To be done — Copy the listing below in full and skip every picture.

-- Start Provided records --

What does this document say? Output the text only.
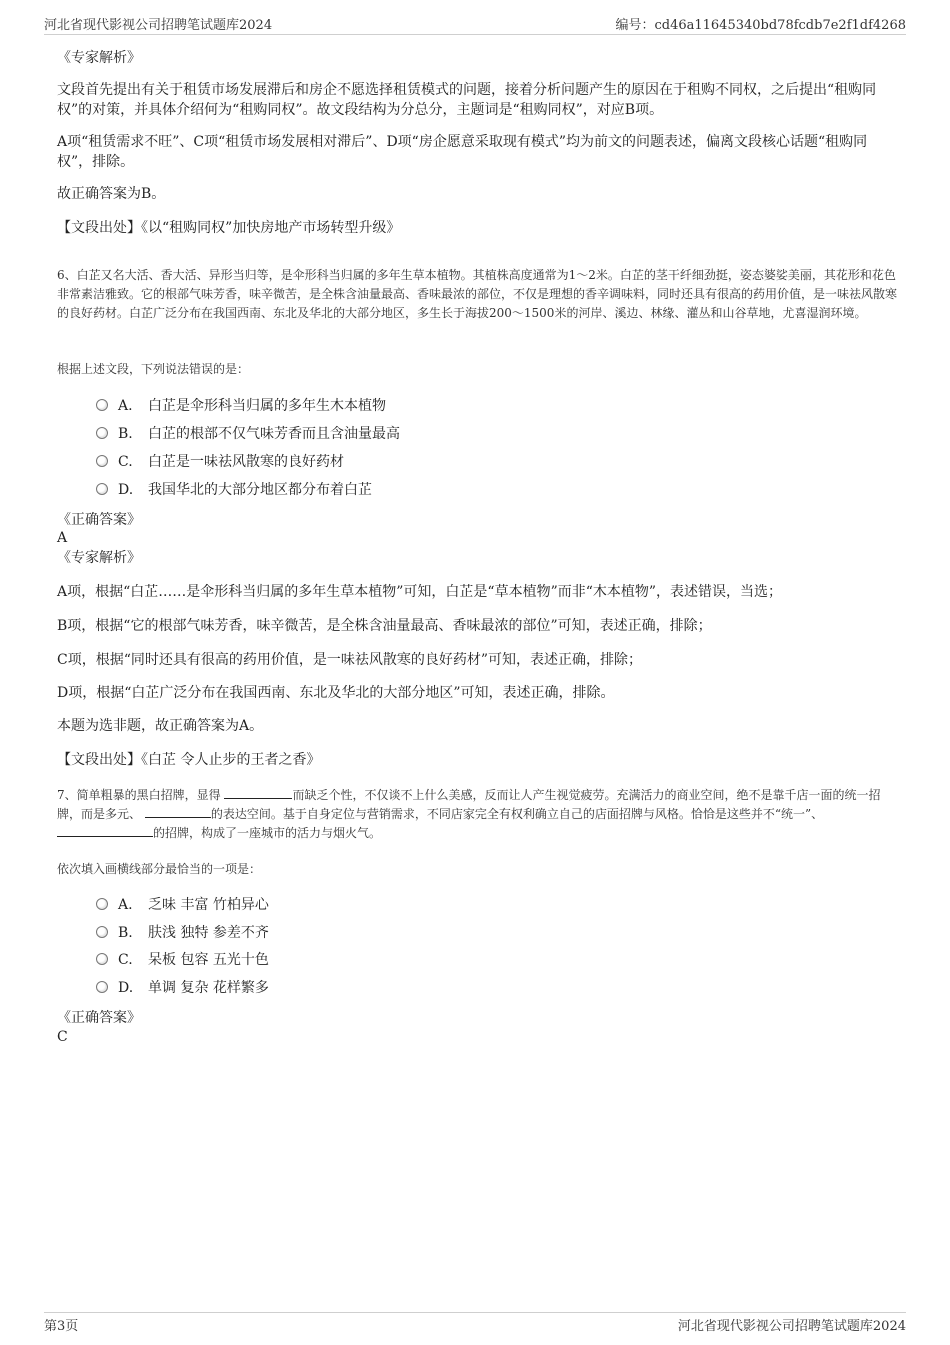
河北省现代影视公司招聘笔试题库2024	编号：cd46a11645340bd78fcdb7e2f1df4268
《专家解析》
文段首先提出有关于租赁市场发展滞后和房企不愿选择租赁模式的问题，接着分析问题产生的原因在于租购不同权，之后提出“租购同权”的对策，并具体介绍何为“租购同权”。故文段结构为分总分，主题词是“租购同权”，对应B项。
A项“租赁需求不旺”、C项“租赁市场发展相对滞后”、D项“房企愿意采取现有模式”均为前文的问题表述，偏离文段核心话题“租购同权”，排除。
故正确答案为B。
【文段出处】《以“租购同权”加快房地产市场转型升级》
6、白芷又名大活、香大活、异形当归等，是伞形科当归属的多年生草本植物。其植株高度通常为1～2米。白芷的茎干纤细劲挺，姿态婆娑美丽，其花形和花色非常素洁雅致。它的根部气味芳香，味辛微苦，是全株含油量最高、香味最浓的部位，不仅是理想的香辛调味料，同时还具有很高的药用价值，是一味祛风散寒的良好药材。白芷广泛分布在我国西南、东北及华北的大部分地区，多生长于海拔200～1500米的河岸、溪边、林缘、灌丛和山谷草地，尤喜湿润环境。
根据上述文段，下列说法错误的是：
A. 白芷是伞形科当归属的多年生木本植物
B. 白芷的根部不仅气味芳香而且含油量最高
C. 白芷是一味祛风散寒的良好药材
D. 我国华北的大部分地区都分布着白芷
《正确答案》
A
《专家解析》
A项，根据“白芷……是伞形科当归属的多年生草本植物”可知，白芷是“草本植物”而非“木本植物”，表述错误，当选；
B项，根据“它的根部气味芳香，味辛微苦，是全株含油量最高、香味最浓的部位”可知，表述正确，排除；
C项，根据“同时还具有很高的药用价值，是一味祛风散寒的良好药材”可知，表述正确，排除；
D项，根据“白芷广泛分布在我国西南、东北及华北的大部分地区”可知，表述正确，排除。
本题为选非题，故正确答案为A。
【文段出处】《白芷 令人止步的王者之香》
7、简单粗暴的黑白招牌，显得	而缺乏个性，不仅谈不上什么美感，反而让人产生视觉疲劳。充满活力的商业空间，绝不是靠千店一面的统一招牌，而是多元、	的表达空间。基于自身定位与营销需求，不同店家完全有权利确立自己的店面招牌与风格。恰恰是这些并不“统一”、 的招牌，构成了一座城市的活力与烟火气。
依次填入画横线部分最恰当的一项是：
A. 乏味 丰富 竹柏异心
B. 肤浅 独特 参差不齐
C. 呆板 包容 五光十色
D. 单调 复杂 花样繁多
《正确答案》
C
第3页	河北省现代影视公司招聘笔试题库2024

-- End Provided records --

Complete answer —
What does this document say? Output the text only.
河北省现代影视公司招聘笔试题库2024	编号：cd46a11645340bd78fcdb7e2f1df4268
《专家解析》
文段首先提出有关于租赁市场发展滞后和房企不愿选择租赁模式的问题，接着分析问题产生的原因在于租购不同权，之后提出“租购同权”的对策，并具体介绍何为“租购同权”。故文段结构为分总分，主题词是“租购同权”，对应B项。
A项“租赁需求不旺”、C项“租赁市场发展相对滞后”、D项“房企愿意采取现有模式”均为前文的问题表述，偏离文段核心话题“租购同权”，排除。
故正确答案为B。
【文段出处】《以“租购同权”加快房地产市场转型升级》
6、白芷又名大活、香大活、异形当归等，是伞形科当归属的多年生草本植物。其植株高度通常为1～2米。白芷的茎干纤细劲挺，姿态婆娑美丽，其花形和花色非常素洁雅致。它的根部气味芳香，味辛微苦，是全株含油量最高、香味最浓的部位，不仅是理想的香辛调味料，同时还具有很高的药用价值，是一味祛风散寒的良好药材。白芷广泛分布在我国西南、东北及华北的大部分地区，多生长于海拔200～1500米的河岸、溪边、林缘、灌丛和山谷草地，尤喜湿润环境。
根据上述文段，下列说法错误的是：
A. 白芷是伞形科当归属的多年生木本植物
B. 白芷的根部不仅气味芳香而且含油量最高
C. 白芷是一味祛风散寒的良好药材
D. 我国华北的大部分地区都分布着白芷
《正确答案》
A
《专家解析》
A项，根据“白芷……是伞形科当归属的多年生草本植物”可知，白芷是“草本植物”而非“木本植物”，表述错误，当选；
B项，根据“它的根部气味芳香，味辛微苦，是全株含油量最高、香味最浓的部位”可知，表述正确，排除；
C项，根据“同时还具有很高的药用价值，是一味祛风散寒的良好药材”可知，表述正确，排除；
D项，根据“白芷广泛分布在我国西南、东北及华北的大部分地区”可知，表述正确，排除。
本题为选非题，故正确答案为A。
【文段出处】《白芷 令人止步的王者之香》
7、简单粗暴的黑白招牌，显得	而缺乏个性，不仅谈不上什么美感，反而让人产生视觉疲劳。充满活力的商业空间，绝不是靠千店一面的统一招牌，而是多元、	的表达空间。基于自身定位与营销需求，不同店家完全有权利确立自己的店面招牌与风格。恰恰是这些并不“统一”、 的招牌，构成了一座城市的活力与烟火气。
依次填入画横线部分最恰当的一项是：
A. 乏味 丰富 竹柏异心
B. 肤浅 独特 参差不齐
C. 呆板 包容 五光十色
D. 单调 复杂 花样繁多
《正确答案》
C
第3页	河北省现代影视公司招聘笔试题库2024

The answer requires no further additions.